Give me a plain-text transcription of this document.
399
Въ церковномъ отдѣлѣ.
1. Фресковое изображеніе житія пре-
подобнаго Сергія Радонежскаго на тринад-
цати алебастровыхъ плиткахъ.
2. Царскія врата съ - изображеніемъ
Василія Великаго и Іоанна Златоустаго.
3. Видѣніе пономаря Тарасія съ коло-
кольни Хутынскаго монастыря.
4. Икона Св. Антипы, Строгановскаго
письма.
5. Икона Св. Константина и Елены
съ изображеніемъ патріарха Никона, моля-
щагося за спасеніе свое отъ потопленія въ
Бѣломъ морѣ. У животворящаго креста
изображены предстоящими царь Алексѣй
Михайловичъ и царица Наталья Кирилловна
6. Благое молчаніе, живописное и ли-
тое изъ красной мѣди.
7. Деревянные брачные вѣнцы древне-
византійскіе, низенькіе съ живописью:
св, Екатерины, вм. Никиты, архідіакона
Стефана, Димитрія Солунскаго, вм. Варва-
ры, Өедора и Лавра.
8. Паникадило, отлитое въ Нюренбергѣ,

++++

■ **Task statement**: Nothing in the data may differ; print all of it exactly as written.

■ **Solved exercise**:
Give me a plain-text transcription of this document.
399
Въ церковномъ отдѣлѣ.
1. Фресковое изображеніе житія пре-
подобнаго Сергія Радонежскаго на тринад-
цати алебастровыхъ плиткахъ.
2. Царскія врата съ - изображеніемъ
Василія Великаго и Іоанна Златоустаго.
3. Видѣніе пономаря Тарасія съ коло-
кольни Хутынскаго монастыря.
4. Икона Св. Антипы, Строгановскаго
письма.
5. Икона Св. Константина и Елены
съ изображеніемъ патріарха Никона, моля-
щагося за спасеніе свое отъ потопленія въ
Бѣломъ морѣ. У животворящаго креста
изображены предстоящими царь Алексѣй
Михайловичъ и царица Наталья Кирилловна
6. Благое молчаніе, живописное и ли-
тое изъ красной мѣди.
7. Деревянные брачные вѣнцы древне-
византійскіе, низенькіе съ живописью:
св, Екатерины, вм. Никиты, архідіакона
Стефана, Димитрія Солунскаго, вм. Варва-
ры, Өедора и Лавра.
8. Паникадило, отлитое въ Нюренбергѣ,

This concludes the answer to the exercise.